start
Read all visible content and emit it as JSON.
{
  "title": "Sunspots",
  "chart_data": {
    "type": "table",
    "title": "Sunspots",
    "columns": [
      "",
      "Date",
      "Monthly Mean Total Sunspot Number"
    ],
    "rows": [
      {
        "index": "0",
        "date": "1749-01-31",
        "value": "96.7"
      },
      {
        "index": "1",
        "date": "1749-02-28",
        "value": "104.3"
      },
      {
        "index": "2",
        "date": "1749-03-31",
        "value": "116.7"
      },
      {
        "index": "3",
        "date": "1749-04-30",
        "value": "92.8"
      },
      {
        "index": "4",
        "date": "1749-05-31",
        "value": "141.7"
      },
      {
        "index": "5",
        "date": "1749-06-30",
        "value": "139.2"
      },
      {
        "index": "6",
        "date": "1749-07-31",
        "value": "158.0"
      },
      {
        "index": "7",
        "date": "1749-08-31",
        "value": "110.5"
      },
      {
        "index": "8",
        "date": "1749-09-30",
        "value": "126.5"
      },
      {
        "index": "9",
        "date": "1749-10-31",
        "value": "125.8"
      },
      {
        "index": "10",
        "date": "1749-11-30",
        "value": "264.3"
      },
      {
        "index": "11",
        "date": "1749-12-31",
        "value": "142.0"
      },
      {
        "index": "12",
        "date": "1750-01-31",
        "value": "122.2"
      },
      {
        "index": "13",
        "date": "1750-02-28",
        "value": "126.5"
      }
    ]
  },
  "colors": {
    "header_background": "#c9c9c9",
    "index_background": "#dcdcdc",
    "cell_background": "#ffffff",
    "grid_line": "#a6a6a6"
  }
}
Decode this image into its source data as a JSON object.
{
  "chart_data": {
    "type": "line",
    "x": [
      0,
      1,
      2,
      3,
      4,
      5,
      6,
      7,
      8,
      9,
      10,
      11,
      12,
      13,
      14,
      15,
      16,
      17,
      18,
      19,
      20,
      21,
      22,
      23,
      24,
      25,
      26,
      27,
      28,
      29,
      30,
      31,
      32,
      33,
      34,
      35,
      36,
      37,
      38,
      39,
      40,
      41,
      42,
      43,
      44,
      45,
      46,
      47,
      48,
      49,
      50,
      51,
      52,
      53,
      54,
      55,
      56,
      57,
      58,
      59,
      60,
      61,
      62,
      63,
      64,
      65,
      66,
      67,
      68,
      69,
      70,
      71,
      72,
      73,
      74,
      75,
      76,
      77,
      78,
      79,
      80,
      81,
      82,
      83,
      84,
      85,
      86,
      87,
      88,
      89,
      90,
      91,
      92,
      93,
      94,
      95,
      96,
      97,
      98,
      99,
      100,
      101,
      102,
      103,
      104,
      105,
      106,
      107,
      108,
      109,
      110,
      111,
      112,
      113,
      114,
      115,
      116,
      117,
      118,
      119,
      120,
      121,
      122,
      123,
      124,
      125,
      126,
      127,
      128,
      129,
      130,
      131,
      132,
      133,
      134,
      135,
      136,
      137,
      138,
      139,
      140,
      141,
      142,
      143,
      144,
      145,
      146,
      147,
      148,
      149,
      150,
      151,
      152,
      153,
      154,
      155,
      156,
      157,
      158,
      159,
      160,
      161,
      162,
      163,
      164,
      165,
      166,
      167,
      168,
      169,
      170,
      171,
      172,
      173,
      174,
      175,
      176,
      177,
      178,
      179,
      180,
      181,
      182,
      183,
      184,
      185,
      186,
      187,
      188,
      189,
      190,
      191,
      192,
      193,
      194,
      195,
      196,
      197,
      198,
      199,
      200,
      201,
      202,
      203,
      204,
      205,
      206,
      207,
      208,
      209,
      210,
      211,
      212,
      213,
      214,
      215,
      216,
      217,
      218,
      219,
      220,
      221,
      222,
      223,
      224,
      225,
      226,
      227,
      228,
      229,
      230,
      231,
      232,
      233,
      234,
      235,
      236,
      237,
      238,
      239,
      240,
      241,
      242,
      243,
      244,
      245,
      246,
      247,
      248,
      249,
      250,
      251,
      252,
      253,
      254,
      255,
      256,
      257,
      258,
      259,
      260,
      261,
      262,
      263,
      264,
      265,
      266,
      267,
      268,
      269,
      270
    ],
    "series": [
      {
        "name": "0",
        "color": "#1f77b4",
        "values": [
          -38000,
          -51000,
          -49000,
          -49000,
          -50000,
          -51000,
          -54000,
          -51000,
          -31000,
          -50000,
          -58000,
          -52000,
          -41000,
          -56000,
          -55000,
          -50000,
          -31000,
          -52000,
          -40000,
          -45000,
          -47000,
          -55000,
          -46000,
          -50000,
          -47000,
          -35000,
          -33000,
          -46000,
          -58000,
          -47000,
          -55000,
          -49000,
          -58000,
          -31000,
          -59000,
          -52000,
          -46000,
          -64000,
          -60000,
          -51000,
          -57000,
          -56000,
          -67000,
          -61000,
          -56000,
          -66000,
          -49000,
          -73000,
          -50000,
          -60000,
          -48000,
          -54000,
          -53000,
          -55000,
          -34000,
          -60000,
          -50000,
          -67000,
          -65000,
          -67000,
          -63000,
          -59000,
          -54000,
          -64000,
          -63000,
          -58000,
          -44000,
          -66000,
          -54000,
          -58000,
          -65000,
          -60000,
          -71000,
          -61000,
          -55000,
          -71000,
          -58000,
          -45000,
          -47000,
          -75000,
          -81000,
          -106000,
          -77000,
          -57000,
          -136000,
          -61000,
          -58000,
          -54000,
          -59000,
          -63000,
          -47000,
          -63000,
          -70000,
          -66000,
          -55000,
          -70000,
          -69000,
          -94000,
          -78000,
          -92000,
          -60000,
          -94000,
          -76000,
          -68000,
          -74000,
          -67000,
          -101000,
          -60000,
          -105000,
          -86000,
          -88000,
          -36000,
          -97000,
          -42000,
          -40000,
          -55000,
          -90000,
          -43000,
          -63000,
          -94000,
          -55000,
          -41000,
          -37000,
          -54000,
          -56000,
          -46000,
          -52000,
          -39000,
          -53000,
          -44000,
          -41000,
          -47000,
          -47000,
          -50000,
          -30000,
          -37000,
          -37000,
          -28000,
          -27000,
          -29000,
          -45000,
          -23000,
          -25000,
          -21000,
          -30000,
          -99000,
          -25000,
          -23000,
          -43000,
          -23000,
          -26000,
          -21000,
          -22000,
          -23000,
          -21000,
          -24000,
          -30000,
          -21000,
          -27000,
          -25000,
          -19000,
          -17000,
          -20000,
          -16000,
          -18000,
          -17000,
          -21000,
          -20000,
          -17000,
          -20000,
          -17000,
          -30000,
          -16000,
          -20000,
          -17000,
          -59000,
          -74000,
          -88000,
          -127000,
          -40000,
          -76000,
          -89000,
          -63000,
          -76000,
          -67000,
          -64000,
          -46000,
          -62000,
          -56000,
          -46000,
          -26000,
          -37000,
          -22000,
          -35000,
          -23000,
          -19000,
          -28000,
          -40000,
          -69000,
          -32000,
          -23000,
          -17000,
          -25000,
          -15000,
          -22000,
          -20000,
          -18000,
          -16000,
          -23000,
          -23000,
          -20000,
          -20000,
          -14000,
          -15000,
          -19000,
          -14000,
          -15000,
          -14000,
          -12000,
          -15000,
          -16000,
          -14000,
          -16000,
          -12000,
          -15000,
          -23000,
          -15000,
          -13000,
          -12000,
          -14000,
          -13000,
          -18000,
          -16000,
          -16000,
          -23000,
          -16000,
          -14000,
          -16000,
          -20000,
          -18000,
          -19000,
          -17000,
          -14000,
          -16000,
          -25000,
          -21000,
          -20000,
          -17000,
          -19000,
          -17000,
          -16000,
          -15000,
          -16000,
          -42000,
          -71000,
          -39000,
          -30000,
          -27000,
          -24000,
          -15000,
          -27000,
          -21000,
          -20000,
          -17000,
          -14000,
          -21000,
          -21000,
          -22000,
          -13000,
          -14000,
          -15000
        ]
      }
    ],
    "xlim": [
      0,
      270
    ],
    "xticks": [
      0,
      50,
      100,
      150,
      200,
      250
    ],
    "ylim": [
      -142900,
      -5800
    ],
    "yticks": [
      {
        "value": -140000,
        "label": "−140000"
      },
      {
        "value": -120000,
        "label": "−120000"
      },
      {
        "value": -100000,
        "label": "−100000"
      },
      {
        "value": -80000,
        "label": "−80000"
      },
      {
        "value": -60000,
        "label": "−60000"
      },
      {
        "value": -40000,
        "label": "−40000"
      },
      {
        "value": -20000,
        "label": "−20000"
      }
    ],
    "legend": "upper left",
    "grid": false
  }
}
end
Task prompt ▸ Search the material above for "label". Pull out each line where it shows up.

Solution for this task ▸
        "label": "−140000"
        "label": "−120000"
        "label": "−100000"
        "label": "−80000"
        "label": "−60000"
        "label": "−40000"
        "label": "−20000"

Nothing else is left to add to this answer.